### Exercise
In the following material, identify every line holding the string "Andel" and return it.

### Dataset excerpts
···
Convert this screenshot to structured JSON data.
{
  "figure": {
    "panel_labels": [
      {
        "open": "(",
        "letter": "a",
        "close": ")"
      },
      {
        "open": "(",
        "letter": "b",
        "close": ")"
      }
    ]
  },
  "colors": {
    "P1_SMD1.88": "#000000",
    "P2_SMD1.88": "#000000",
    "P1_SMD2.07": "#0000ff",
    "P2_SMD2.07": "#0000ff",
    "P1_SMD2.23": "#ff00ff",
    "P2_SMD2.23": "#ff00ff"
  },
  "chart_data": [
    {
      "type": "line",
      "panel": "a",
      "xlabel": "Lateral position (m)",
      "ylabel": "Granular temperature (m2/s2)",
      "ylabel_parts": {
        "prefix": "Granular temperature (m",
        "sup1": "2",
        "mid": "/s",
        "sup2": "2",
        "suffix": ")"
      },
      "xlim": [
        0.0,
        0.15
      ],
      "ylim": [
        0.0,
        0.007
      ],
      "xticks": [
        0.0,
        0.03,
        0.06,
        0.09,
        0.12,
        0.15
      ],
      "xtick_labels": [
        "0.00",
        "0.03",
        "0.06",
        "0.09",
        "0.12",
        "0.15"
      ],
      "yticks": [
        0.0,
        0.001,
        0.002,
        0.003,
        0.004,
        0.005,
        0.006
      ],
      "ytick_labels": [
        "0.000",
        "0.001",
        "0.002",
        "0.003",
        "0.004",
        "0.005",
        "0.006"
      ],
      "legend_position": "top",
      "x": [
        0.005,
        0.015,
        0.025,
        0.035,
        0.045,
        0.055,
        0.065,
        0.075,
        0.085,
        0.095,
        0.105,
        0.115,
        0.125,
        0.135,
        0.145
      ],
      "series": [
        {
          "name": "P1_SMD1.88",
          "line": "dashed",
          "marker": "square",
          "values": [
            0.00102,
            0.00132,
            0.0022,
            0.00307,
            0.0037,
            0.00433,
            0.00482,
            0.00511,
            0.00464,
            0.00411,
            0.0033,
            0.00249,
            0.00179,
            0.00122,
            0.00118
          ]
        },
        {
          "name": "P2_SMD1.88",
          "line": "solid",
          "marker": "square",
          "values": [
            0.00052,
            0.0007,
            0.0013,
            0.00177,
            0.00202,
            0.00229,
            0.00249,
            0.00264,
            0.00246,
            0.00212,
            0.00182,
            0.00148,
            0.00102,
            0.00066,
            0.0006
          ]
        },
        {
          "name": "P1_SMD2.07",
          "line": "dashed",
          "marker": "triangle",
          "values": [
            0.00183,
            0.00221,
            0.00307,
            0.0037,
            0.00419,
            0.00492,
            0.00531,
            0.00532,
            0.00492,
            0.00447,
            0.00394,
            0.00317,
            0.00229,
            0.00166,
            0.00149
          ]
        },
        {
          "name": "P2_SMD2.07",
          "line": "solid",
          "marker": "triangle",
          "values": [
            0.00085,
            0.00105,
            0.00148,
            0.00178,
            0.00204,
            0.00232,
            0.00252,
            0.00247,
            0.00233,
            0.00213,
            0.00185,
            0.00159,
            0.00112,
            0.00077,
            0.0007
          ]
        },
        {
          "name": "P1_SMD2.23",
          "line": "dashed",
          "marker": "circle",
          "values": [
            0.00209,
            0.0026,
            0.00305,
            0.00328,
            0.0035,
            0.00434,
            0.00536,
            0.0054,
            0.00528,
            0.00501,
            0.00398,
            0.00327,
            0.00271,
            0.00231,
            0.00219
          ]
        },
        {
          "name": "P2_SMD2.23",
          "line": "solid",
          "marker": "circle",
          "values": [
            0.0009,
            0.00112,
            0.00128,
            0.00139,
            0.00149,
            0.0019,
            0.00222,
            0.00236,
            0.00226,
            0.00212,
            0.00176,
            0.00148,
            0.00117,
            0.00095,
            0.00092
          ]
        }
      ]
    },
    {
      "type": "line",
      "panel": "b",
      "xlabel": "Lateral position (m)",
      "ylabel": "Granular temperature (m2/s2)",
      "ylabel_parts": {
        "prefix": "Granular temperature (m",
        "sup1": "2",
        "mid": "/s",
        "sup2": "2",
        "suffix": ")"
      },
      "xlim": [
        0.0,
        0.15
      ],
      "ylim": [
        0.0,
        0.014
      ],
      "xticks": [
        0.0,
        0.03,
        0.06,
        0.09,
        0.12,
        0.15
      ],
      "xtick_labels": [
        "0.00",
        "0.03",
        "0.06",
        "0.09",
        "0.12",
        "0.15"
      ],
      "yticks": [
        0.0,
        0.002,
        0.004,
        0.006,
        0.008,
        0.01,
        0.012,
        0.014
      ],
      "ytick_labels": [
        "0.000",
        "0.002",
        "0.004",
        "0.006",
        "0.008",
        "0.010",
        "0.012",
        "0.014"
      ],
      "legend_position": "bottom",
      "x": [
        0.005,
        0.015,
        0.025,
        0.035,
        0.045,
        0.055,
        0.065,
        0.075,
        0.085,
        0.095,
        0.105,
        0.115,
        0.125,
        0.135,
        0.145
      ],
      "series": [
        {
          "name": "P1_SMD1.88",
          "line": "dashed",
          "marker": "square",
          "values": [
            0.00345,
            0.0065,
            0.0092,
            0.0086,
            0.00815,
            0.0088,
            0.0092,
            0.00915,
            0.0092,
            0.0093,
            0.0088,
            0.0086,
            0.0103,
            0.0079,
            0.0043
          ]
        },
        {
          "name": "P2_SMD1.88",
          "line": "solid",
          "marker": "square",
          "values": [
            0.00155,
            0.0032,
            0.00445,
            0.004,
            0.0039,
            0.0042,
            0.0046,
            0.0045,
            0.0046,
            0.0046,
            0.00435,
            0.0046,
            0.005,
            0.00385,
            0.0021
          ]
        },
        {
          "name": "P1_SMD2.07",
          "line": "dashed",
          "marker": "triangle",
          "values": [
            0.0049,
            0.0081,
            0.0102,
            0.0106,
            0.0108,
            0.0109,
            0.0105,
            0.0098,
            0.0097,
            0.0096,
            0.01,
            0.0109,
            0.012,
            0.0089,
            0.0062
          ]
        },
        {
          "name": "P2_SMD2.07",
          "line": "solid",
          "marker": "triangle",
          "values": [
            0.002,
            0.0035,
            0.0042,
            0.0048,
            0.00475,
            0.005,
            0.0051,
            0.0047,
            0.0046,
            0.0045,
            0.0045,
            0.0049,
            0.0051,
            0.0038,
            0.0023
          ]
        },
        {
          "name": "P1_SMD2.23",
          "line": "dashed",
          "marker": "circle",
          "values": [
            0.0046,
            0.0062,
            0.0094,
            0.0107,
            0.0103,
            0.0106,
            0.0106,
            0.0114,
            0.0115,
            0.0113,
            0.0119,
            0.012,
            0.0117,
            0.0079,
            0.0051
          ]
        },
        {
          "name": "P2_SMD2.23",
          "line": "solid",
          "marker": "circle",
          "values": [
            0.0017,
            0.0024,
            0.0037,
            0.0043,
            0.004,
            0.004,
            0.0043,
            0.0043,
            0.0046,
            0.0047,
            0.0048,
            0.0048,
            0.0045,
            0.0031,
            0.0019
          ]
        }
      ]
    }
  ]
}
···
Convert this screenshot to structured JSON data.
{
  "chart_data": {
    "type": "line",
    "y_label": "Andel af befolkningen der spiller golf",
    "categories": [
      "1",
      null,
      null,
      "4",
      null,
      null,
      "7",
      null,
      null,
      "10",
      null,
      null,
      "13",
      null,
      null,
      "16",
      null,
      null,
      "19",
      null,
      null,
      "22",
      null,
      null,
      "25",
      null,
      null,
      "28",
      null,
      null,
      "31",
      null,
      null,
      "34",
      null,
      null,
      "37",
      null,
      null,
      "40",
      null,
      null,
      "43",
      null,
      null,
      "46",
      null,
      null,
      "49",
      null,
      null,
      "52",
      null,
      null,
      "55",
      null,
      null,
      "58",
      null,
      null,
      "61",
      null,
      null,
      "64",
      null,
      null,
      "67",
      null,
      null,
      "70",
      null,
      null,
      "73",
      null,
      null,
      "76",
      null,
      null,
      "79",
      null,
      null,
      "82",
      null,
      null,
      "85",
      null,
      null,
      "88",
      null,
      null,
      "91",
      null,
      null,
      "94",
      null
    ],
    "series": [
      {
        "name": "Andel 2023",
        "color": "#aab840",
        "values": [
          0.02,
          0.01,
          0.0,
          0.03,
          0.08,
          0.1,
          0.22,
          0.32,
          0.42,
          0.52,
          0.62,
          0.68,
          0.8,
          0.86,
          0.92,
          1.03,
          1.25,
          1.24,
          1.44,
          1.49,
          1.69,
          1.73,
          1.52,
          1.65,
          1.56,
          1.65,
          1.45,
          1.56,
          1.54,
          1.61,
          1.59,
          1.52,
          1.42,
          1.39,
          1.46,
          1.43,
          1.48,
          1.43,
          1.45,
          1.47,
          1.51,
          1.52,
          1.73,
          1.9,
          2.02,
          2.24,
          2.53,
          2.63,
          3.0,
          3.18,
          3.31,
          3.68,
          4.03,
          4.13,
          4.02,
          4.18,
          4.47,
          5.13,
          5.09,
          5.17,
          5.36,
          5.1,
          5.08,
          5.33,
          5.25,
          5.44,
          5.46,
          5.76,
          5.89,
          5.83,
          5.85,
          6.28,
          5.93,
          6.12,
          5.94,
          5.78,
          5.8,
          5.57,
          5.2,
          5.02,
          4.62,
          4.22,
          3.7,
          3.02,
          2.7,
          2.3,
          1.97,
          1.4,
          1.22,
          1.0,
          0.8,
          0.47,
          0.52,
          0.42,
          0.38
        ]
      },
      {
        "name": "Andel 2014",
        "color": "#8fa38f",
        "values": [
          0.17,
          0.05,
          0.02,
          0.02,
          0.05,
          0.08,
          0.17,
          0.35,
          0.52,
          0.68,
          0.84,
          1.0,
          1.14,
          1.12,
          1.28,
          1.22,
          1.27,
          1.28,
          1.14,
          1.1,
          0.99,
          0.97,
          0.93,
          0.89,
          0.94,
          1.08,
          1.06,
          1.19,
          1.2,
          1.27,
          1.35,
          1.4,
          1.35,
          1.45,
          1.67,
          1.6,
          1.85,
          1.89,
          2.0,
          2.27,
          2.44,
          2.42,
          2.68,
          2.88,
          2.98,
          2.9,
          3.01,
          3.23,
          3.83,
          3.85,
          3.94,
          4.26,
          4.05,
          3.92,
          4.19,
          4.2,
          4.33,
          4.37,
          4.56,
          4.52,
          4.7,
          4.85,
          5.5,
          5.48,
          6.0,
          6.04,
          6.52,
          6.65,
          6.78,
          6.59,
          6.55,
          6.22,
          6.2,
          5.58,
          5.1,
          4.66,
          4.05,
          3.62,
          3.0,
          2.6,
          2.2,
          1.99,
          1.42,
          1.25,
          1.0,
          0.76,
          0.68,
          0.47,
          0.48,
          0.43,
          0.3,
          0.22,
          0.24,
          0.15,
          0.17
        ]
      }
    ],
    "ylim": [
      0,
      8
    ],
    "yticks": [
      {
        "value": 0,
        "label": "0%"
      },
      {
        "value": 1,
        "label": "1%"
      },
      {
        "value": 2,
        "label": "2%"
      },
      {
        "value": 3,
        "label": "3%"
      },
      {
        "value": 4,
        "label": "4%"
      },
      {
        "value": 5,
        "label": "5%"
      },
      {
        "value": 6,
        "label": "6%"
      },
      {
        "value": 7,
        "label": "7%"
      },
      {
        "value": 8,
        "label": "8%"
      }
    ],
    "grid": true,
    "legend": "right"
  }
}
···
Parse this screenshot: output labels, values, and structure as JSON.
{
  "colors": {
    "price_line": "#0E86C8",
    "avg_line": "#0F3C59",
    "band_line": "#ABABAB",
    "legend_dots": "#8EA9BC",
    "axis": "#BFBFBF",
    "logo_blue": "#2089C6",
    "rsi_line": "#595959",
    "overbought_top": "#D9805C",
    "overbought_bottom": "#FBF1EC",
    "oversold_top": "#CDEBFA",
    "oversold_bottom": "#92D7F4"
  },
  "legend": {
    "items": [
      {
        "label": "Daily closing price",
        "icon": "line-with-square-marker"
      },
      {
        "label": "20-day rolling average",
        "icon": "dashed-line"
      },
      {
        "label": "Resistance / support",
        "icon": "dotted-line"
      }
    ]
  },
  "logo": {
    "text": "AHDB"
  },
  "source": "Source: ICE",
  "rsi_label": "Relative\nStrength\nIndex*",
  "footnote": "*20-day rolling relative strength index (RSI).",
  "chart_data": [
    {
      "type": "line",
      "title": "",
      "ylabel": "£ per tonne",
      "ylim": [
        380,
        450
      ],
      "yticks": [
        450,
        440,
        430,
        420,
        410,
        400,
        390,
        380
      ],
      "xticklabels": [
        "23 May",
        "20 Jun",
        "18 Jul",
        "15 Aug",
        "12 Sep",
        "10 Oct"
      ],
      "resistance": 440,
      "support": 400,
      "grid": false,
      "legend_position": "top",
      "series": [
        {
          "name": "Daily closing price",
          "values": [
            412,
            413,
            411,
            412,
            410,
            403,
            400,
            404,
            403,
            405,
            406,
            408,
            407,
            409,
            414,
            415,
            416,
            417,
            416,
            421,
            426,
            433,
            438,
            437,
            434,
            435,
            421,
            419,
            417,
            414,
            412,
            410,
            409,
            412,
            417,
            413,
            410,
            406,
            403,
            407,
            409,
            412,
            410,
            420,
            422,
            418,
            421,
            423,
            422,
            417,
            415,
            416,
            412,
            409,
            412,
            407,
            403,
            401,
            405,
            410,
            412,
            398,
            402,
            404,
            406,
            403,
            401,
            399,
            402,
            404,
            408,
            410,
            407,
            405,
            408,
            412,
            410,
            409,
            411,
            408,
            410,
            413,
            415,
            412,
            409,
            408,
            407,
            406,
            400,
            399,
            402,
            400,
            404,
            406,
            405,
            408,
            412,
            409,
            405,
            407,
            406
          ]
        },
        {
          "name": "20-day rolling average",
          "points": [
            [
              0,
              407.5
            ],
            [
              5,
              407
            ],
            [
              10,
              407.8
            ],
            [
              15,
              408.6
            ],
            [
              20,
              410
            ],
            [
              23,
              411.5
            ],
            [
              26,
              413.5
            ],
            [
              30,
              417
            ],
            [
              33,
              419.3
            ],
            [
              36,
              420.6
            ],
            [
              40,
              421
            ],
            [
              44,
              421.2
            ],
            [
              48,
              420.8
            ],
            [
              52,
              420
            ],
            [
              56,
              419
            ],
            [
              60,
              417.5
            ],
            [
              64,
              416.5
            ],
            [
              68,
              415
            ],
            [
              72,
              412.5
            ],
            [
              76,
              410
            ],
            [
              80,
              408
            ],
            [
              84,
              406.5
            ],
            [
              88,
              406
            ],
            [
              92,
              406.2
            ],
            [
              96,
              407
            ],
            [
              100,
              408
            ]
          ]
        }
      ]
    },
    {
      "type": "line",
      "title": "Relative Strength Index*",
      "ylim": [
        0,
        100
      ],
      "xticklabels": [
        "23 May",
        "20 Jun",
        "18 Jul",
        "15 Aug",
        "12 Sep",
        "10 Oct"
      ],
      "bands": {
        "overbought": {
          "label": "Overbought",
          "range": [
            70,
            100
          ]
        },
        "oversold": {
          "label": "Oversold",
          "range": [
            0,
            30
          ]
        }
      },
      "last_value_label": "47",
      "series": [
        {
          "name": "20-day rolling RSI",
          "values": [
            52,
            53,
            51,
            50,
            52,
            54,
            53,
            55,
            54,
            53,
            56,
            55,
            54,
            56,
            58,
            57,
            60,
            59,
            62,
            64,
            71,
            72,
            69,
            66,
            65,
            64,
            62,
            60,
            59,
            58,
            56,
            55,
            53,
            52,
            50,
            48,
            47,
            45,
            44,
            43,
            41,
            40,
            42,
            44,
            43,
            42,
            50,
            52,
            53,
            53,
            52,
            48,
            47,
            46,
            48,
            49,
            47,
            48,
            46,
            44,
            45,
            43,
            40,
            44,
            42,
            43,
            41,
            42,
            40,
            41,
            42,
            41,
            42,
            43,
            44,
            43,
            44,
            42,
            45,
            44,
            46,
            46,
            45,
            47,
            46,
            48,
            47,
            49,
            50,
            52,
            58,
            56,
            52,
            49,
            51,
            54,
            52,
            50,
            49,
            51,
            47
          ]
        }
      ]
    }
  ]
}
···
### Finished exercise
    "y_label": "Andel af befolkningen der spiller golf",
        "name": "Andel 2023",
        "name": "Andel 2014",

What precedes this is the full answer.